▶ **Data entries**

──────────────────────────────

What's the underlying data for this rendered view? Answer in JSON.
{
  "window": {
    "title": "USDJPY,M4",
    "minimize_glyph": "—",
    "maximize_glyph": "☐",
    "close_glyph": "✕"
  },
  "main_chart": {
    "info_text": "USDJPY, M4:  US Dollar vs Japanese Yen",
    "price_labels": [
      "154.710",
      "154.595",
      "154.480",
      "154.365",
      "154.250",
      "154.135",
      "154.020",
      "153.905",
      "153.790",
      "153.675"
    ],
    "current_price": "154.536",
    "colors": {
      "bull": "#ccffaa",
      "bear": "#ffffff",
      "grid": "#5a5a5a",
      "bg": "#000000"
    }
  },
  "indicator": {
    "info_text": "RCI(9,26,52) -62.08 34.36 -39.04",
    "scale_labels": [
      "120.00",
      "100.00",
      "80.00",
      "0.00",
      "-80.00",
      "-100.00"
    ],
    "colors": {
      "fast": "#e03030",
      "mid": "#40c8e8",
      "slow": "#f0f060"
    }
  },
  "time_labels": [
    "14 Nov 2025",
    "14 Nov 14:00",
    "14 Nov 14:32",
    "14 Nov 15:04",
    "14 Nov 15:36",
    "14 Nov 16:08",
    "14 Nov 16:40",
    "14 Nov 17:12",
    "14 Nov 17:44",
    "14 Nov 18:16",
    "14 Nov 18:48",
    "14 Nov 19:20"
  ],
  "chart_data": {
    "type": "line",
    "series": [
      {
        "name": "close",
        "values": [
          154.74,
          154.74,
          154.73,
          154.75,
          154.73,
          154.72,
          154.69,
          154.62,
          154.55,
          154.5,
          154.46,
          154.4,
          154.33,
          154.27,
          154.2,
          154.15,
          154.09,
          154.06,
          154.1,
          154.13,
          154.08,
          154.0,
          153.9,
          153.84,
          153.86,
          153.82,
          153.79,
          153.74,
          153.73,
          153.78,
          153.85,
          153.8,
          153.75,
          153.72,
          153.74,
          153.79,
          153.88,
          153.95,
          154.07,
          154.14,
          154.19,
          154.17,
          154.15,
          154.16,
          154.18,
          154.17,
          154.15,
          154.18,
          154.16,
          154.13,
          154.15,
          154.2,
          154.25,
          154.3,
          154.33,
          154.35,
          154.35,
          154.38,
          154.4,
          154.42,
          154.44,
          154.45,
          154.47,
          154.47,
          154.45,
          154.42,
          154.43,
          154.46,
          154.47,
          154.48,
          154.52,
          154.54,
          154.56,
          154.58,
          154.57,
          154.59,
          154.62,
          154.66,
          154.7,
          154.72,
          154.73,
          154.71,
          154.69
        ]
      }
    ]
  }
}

──────────────────────────────

▶ **Objective**
Each line of the material should be echoed exactly.

▶ **Exercise answer**
What's the underlying data for this rendered view? Answer in JSON.
{
  "window": {
    "title": "USDJPY,M4",
    "minimize_glyph": "—",
    "maximize_glyph": "☐",
    "close_glyph": "✕"
  },
  "main_chart": {
    "info_text": "USDJPY, M4:  US Dollar vs Japanese Yen",
    "price_labels": [
      "154.710",
      "154.595",
      "154.480",
      "154.365",
      "154.250",
      "154.135",
      "154.020",
      "153.905",
      "153.790",
      "153.675"
    ],
    "current_price": "154.536",
    "colors": {
      "bull": "#ccffaa",
      "bear": "#ffffff",
      "grid": "#5a5a5a",
      "bg": "#000000"
    }
  },
  "indicator": {
    "info_text": "RCI(9,26,52) -62.08 34.36 -39.04",
    "scale_labels": [
      "120.00",
      "100.00",
      "80.00",
      "0.00",
      "-80.00",
      "-100.00"
    ],
    "colors": {
      "fast": "#e03030",
      "mid": "#40c8e8",
      "slow": "#f0f060"
    }
  },
  "time_labels": [
    "14 Nov 2025",
    "14 Nov 14:00",
    "14 Nov 14:32",
    "14 Nov 15:04",
    "14 Nov 15:36",
    "14 Nov 16:08",
    "14 Nov 16:40",
    "14 Nov 17:12",
    "14 Nov 17:44",
    "14 Nov 18:16",
    "14 Nov 18:48",
    "14 Nov 19:20"
  ],
  "chart_data": {
    "type": "line",
    "series": [
      {
        "name": "close",
        "values": [
          154.74,
          154.74,
          154.73,
          154.75,
          154.73,
          154.72,
          154.69,
          154.62,
          154.55,
          154.5,
          154.46,
          154.4,
          154.33,
          154.27,
          154.2,
          154.15,
          154.09,
          154.06,
          154.1,
          154.13,
          154.08,
          154.0,
          153.9,
          153.84,
          153.86,
          153.82,
          153.79,
          153.74,
          153.73,
          153.78,
          153.85,
          153.8,
          153.75,
          153.72,
          153.74,
          153.79,
          153.88,
          153.95,
          154.07,
          154.14,
          154.19,
          154.17,
          154.15,
          154.16,
          154.18,
          154.17,
          154.15,
          154.18,
          154.16,
          154.13,
          154.15,
          154.2,
          154.25,
          154.3,
          154.33,
          154.35,
          154.35,
          154.38,
          154.4,
          154.42,
          154.44,
          154.45,
          154.47,
          154.47,
          154.45,
          154.42,
          154.43,
          154.46,
          154.47,
          154.48,
          154.52,
          154.54,
          154.56,
          154.58,
          154.57,
          154.59,
          154.62,
          154.66,
          154.7,
          154.72,
          154.73,
          154.71,
          154.69
        ]
      }
    ]
  }
}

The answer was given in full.